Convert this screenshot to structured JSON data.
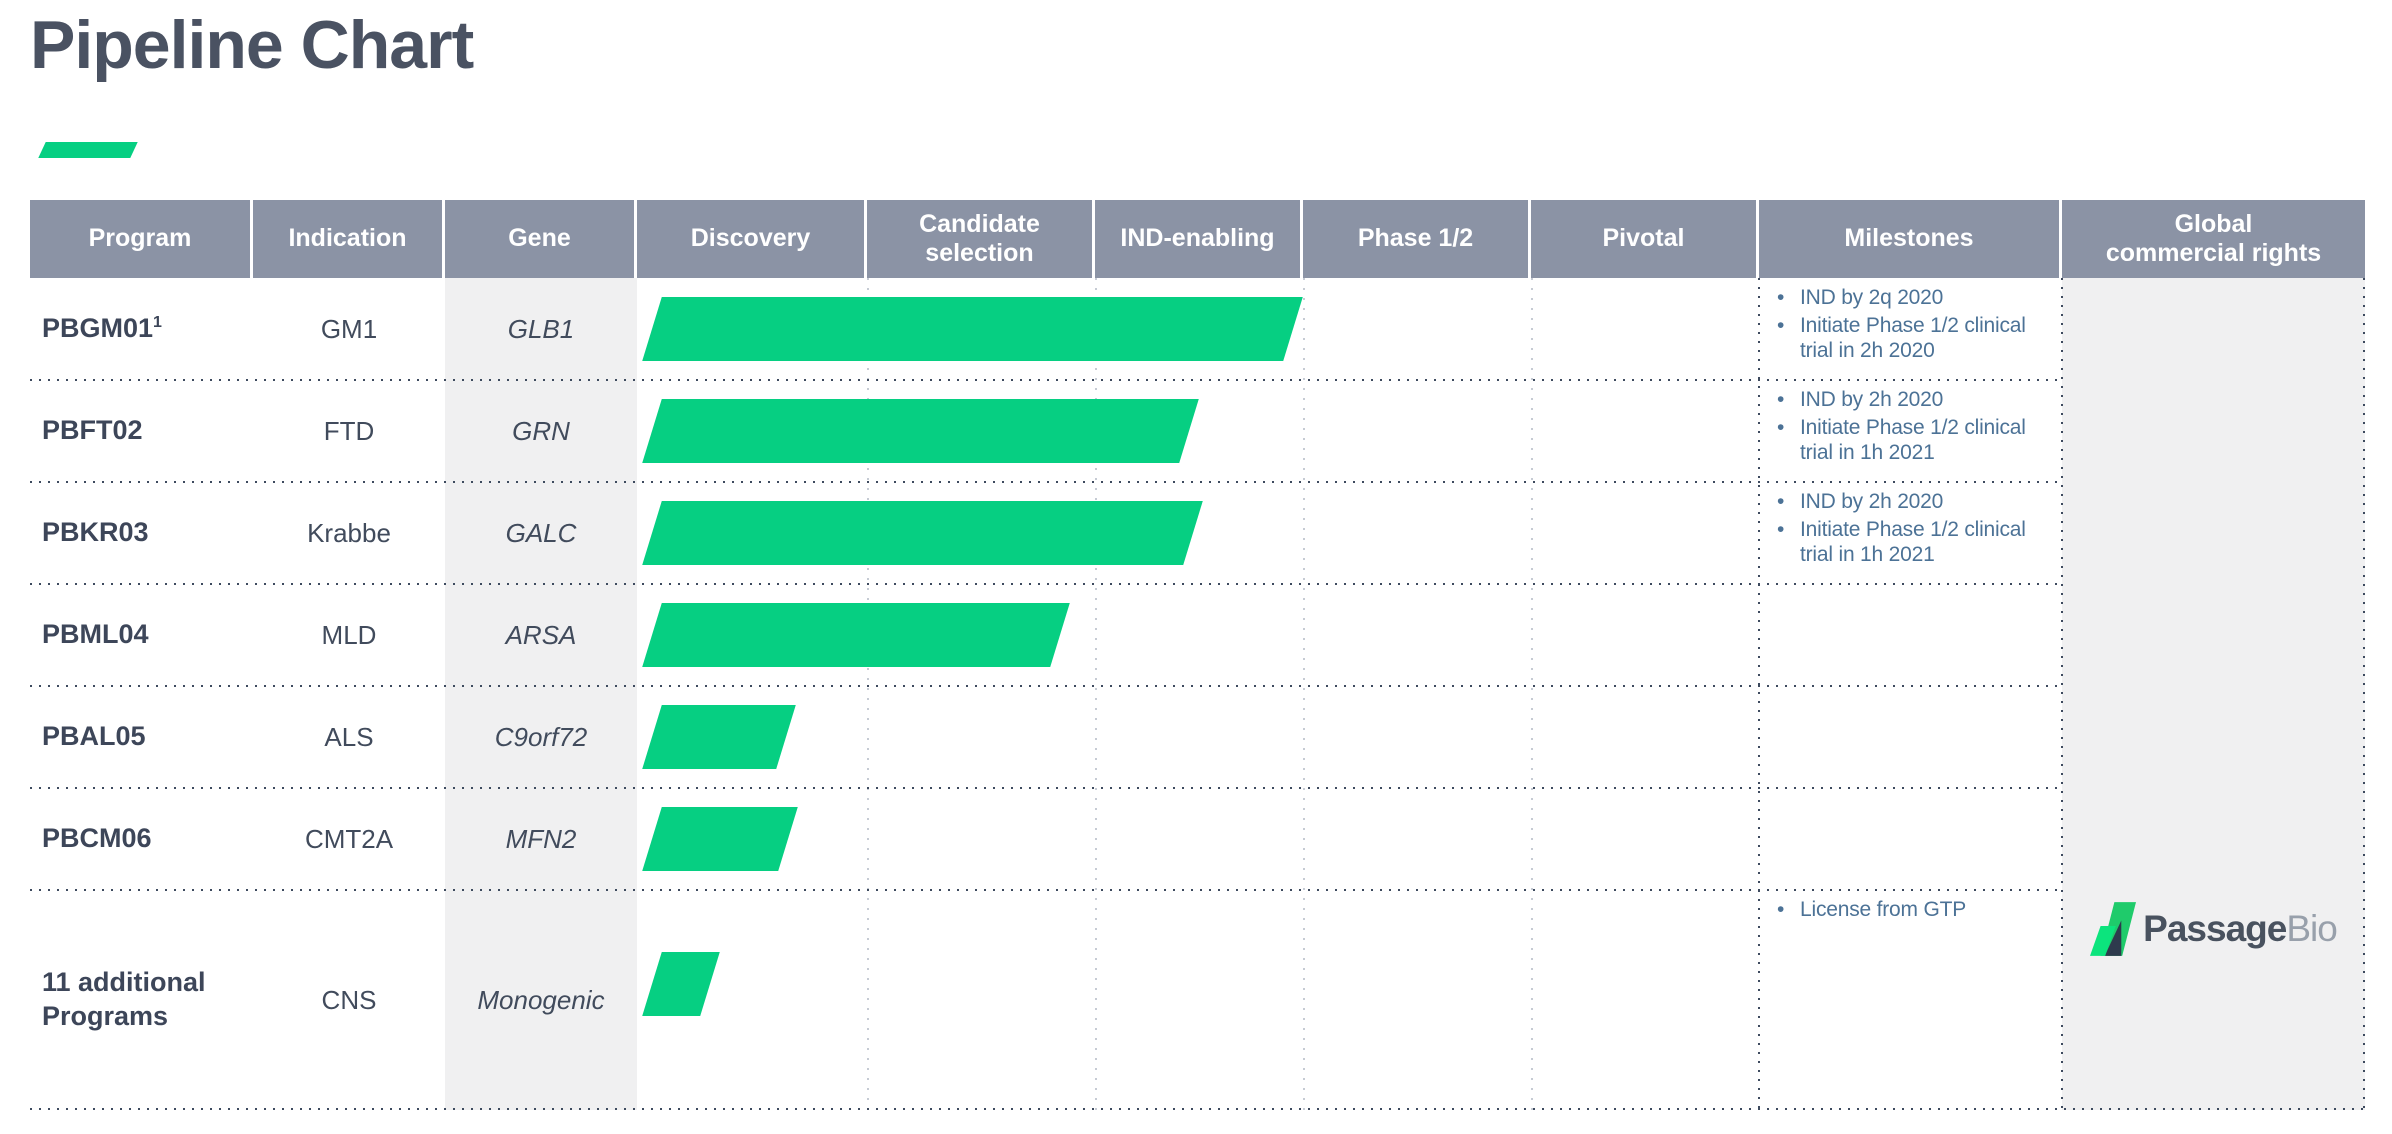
{
  "title": "Pipeline Chart",
  "table": {
    "headers": {
      "program": "Program",
      "indication": "Indication",
      "gene": "Gene",
      "discovery": "Discovery",
      "candidate": "Candidate\nselection",
      "ind": "IND-enabling",
      "phase12": "Phase 1/2",
      "pivotal": "Pivotal",
      "milestones": "Milestones",
      "global": "Global\ncommercial rights"
    },
    "rows": [
      {
        "program": "PBGM01",
        "sup": "1",
        "indication": "GM1",
        "gene": "GLB1",
        "milestones": [
          "IND by 2q 2020",
          "Initiate Phase 1/2 clinical\ntrial in 2h 2020"
        ]
      },
      {
        "program": "PBFT02",
        "sup": "",
        "indication": "FTD",
        "gene": "GRN",
        "milestones": [
          "IND by 2h 2020",
          "Initiate Phase 1/2 clinical\ntrial in 1h 2021"
        ]
      },
      {
        "program": "PBKR03",
        "sup": "",
        "indication": "Krabbe",
        "gene": "GALC",
        "milestones": [
          "IND by 2h 2020",
          "Initiate Phase 1/2 clinical\ntrial in 1h 2021"
        ]
      },
      {
        "program": "PBML04",
        "sup": "",
        "indication": "MLD",
        "gene": "ARSA",
        "milestones": []
      },
      {
        "program": "PBAL05",
        "sup": "",
        "indication": "ALS",
        "gene": "C9orf72",
        "milestones": []
      },
      {
        "program": "PBCM06",
        "sup": "",
        "indication": "CMT2A",
        "gene": "MFN2",
        "milestones": []
      },
      {
        "program": "11 additional Programs",
        "sup": "",
        "indication": "CNS",
        "gene": "Monogenic",
        "milestones": [
          "License from GTP"
        ]
      }
    ]
  },
  "logo": {
    "name_bold": "Passage",
    "name_light": "Bio"
  },
  "colors": {
    "accent_green": "#06CF82",
    "header_bg": "#8B93A5",
    "title_text": "#4A5262",
    "body_text": "#414B5C",
    "milestone_text": "#4C7296",
    "column_strip_bg": "#F0F0F1",
    "separator_dots": "#3D4A5E"
  },
  "chart_data": {
    "type": "bar",
    "title": "Pipeline Chart",
    "categories": [
      "PBGM01",
      "PBFT02",
      "PBKR03",
      "PBML04",
      "PBAL05",
      "PBCM06",
      "11 additional Programs"
    ],
    "stages": [
      "Discovery",
      "Candidate selection",
      "IND-enabling",
      "Phase 1/2",
      "Pivotal"
    ],
    "stage_progress": [
      3.0,
      2.5,
      2.52,
      1.89,
      0.69,
      0.7,
      0.36
    ],
    "units": "stages completed from start of Discovery (1 = one full stage column)",
    "bar_color": "#06CF82",
    "legend": "none",
    "grid": "dotted column guides"
  }
}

++++++

__Exercise objective__. Where a line of the data holds "from", show that line.

__Finished exercise__.
          "License from GTP"
    "units": "stages completed from start of Discovery (1 = one full stage column)",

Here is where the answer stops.